* Work to be completed *
Your task is to give the listing below back word for word, pictures excluded.

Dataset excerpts

━━━━━━━━━━━━━━━━

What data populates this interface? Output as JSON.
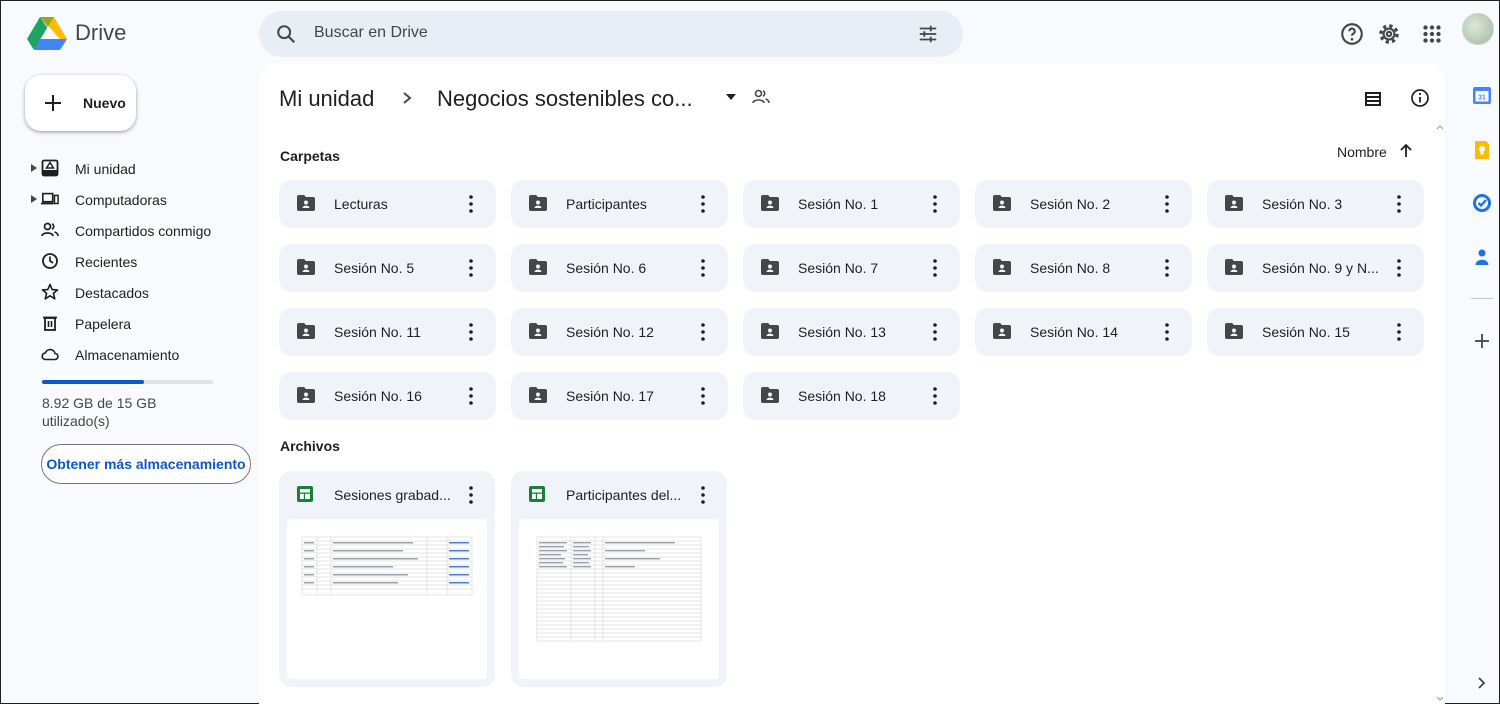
{
  "app": {
    "name": "Drive"
  },
  "search": {
    "placeholder": "Buscar en Drive"
  },
  "nav": {
    "new_label": "Nuevo",
    "items": [
      {
        "label": "Mi unidad",
        "icon": "my-drive-icon",
        "expandable": true
      },
      {
        "label": "Computadoras",
        "icon": "computer-icon",
        "expandable": true
      },
      {
        "label": "Compartidos conmigo",
        "icon": "shared-icon",
        "expandable": false
      },
      {
        "label": "Recientes",
        "icon": "clock-icon",
        "expandable": false
      },
      {
        "label": "Destacados",
        "icon": "star-icon",
        "expandable": false
      },
      {
        "label": "Papelera",
        "icon": "trash-icon",
        "expandable": false
      },
      {
        "label": "Almacenamiento",
        "icon": "cloud-icon",
        "expandable": false
      }
    ],
    "storage": {
      "used_fraction": 0.595,
      "text": "8.92 GB de 15 GB utilizado(s)",
      "button": "Obtener más almacenamiento"
    }
  },
  "breadcrumb": {
    "root": "Mi unidad",
    "current": "Negocios sostenibles co..."
  },
  "sections": {
    "folders_title": "Carpetas",
    "files_title": "Archivos",
    "sort_label": "Nombre"
  },
  "folders": [
    "Lecturas",
    "Participantes",
    "Sesión No. 1",
    "Sesión No. 2",
    "Sesión No. 3",
    "Sesión No. 5",
    "Sesión No. 6",
    "Sesión No. 7",
    "Sesión No. 8",
    "Sesión No. 9 y N...",
    "Sesión No. 11",
    "Sesión No. 12",
    "Sesión No. 13",
    "Sesión No. 14",
    "Sesión No. 15",
    "Sesión No. 16",
    "Sesión No. 17",
    "Sesión No. 18"
  ],
  "files": [
    {
      "name": "Sesiones grabad...",
      "type": "spreadsheet"
    },
    {
      "name": "Participantes del...",
      "type": "spreadsheet"
    }
  ],
  "colors": {
    "accent": "#0b57d0",
    "folder_bg": "#f0f4f9",
    "sheet_green": "#188038",
    "search_bg": "#e9eef6"
  }
}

━━━━━━━━━━━━━━━━

* Completed task *
What data populates this interface? Output as JSON.
{
  "app": {
    "name": "Drive"
  },
  "search": {
    "placeholder": "Buscar en Drive"
  },
  "nav": {
    "new_label": "Nuevo",
    "items": [
      {
        "label": "Mi unidad",
        "icon": "my-drive-icon",
        "expandable": true
      },
      {
        "label": "Computadoras",
        "icon": "computer-icon",
        "expandable": true
      },
      {
        "label": "Compartidos conmigo",
        "icon": "shared-icon",
        "expandable": false
      },
      {
        "label": "Recientes",
        "icon": "clock-icon",
        "expandable": false
      },
      {
        "label": "Destacados",
        "icon": "star-icon",
        "expandable": false
      },
      {
        "label": "Papelera",
        "icon": "trash-icon",
        "expandable": false
      },
      {
        "label": "Almacenamiento",
        "icon": "cloud-icon",
        "expandable": false
      }
    ],
    "storage": {
      "used_fraction": 0.595,
      "text": "8.92 GB de 15 GB utilizado(s)",
      "button": "Obtener más almacenamiento"
    }
  },
  "breadcrumb": {
    "root": "Mi unidad",
    "current": "Negocios sostenibles co..."
  },
  "sections": {
    "folders_title": "Carpetas",
    "files_title": "Archivos",
    "sort_label": "Nombre"
  },
  "folders": [
    "Lecturas",
    "Participantes",
    "Sesión No. 1",
    "Sesión No. 2",
    "Sesión No. 3",
    "Sesión No. 5",
    "Sesión No. 6",
    "Sesión No. 7",
    "Sesión No. 8",
    "Sesión No. 9 y N...",
    "Sesión No. 11",
    "Sesión No. 12",
    "Sesión No. 13",
    "Sesión No. 14",
    "Sesión No. 15",
    "Sesión No. 16",
    "Sesión No. 17",
    "Sesión No. 18"
  ],
  "files": [
    {
      "name": "Sesiones grabad...",
      "type": "spreadsheet"
    },
    {
      "name": "Participantes del...",
      "type": "spreadsheet"
    }
  ],
  "colors": {
    "accent": "#0b57d0",
    "folder_bg": "#f0f4f9",
    "sheet_green": "#188038",
    "search_bg": "#e9eef6"
  }
}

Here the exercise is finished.